Supplied material
****

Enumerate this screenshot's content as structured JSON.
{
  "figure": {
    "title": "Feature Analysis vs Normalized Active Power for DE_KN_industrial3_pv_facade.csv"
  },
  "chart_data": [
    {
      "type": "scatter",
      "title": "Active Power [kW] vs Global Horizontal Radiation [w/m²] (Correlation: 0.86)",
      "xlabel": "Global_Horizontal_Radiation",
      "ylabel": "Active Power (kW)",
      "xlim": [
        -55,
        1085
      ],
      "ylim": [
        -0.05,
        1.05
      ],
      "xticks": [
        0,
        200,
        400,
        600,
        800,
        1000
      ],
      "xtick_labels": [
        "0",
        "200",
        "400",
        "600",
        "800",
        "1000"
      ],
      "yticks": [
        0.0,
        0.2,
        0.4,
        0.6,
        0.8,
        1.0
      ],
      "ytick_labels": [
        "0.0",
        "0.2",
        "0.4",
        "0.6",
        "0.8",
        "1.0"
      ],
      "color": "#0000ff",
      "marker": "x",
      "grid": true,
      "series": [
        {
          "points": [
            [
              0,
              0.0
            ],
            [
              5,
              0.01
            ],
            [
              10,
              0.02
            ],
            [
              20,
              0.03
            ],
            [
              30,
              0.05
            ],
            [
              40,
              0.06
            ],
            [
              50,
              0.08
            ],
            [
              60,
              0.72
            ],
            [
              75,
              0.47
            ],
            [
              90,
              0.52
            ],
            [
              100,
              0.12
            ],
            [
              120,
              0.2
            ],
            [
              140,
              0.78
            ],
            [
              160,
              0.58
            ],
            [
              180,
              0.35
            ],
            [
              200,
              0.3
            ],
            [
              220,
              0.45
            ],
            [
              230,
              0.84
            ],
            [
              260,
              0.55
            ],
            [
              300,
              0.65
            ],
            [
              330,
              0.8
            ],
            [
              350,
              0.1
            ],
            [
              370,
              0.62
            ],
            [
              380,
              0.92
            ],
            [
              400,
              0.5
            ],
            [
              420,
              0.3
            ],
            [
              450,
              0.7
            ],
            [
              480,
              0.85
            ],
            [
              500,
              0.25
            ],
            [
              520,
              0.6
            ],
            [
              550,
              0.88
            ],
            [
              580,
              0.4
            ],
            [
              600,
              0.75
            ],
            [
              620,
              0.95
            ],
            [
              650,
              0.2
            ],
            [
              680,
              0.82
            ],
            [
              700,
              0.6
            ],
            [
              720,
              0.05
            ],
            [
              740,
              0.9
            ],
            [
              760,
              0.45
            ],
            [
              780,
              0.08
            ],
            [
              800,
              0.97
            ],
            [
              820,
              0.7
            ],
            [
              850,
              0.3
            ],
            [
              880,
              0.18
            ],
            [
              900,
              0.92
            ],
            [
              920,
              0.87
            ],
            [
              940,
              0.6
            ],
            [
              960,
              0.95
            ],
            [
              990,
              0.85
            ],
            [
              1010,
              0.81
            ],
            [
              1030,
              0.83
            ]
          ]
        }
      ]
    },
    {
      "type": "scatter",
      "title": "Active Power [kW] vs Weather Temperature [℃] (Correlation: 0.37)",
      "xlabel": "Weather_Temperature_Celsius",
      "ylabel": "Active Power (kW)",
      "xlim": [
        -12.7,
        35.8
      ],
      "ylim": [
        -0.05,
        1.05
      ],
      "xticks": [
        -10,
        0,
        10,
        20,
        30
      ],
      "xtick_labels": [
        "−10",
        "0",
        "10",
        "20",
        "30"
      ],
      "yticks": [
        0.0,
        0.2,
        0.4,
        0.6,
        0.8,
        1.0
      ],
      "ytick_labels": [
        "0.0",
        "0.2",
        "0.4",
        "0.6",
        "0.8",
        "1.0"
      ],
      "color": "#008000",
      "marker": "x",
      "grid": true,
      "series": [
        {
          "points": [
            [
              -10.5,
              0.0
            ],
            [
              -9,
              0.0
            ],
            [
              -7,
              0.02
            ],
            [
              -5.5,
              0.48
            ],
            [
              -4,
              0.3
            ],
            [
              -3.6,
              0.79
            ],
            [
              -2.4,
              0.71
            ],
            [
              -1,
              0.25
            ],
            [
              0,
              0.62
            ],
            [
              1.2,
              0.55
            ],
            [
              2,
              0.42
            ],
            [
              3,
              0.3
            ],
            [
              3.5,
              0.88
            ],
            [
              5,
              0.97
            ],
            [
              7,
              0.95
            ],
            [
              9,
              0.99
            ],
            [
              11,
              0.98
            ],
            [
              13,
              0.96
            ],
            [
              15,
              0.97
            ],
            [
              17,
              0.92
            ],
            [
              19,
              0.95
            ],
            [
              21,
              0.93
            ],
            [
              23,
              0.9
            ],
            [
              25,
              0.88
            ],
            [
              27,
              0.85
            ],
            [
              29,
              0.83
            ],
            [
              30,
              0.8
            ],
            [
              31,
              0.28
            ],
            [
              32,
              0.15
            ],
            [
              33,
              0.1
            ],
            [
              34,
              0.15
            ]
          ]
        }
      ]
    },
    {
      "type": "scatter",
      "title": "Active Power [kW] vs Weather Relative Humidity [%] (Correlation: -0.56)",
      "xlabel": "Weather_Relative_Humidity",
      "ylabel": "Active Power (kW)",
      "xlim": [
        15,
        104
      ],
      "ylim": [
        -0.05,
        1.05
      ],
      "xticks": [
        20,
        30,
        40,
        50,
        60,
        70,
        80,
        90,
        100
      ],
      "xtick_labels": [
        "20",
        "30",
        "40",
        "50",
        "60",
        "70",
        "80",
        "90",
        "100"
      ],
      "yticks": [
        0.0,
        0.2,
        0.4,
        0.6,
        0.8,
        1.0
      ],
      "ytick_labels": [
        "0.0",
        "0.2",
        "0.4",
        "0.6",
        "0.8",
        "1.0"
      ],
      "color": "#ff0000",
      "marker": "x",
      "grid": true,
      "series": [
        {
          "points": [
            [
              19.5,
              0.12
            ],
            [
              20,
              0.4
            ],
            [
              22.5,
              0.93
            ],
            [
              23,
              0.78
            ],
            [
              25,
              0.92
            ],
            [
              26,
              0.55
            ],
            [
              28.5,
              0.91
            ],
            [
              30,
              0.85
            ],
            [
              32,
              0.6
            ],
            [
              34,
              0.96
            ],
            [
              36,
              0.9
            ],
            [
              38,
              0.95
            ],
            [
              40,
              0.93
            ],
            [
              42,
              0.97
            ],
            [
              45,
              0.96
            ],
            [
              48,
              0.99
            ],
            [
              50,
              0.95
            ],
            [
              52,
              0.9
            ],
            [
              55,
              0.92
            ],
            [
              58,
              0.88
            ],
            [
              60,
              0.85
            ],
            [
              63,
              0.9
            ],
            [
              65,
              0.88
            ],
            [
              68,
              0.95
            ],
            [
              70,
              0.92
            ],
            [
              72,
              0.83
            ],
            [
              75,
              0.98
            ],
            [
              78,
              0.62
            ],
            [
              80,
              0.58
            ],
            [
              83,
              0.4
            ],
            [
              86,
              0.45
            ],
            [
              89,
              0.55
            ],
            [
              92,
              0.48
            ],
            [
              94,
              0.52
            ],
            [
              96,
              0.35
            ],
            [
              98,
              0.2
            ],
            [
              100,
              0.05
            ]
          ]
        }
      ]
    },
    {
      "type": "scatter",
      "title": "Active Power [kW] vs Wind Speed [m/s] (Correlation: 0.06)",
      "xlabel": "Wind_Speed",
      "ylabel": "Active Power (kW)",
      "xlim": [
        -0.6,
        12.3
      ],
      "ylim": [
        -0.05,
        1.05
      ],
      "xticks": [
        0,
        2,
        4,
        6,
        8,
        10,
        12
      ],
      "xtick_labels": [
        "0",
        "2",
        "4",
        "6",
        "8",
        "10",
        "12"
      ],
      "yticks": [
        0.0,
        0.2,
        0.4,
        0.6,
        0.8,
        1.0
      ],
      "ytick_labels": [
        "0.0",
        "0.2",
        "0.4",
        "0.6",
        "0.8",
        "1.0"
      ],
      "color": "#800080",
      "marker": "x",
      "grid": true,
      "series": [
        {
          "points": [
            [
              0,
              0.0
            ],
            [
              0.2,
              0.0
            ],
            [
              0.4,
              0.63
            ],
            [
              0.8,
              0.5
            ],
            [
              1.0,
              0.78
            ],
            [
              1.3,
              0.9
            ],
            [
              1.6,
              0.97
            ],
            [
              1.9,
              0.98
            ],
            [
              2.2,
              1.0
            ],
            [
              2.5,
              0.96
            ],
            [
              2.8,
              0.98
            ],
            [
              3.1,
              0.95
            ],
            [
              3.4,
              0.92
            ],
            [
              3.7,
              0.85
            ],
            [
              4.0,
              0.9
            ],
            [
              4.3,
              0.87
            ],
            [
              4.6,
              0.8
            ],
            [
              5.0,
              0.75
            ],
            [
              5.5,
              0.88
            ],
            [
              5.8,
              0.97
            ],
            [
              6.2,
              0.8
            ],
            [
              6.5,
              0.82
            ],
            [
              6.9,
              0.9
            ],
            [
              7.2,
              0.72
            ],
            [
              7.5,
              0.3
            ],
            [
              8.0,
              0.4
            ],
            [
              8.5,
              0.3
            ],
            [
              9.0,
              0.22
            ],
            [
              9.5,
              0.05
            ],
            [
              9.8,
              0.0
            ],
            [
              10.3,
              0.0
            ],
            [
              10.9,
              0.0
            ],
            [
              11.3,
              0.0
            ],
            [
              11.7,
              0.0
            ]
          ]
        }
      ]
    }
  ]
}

****

What to work on
Lines that include the word "title" are to be extracted from the data above.

Output below
    "title": "Feature Analysis vs Normalized Active Power for DE_KN_industrial3_pv_facade.csv"
      "title": "Active Power [kW] vs Global Horizontal Radiation [w/m²] (Correlation: 0.86)",
      "title": "Active Power [kW] vs Weather Temperature [℃] (Correlation: 0.37)",
      "title": "Active Power [kW] vs Weather Relative Humidity [%] (Correlation: -0.56)",
      "title": "Active Power [kW] vs Wind Speed [m/s] (Correlation: 0.06)",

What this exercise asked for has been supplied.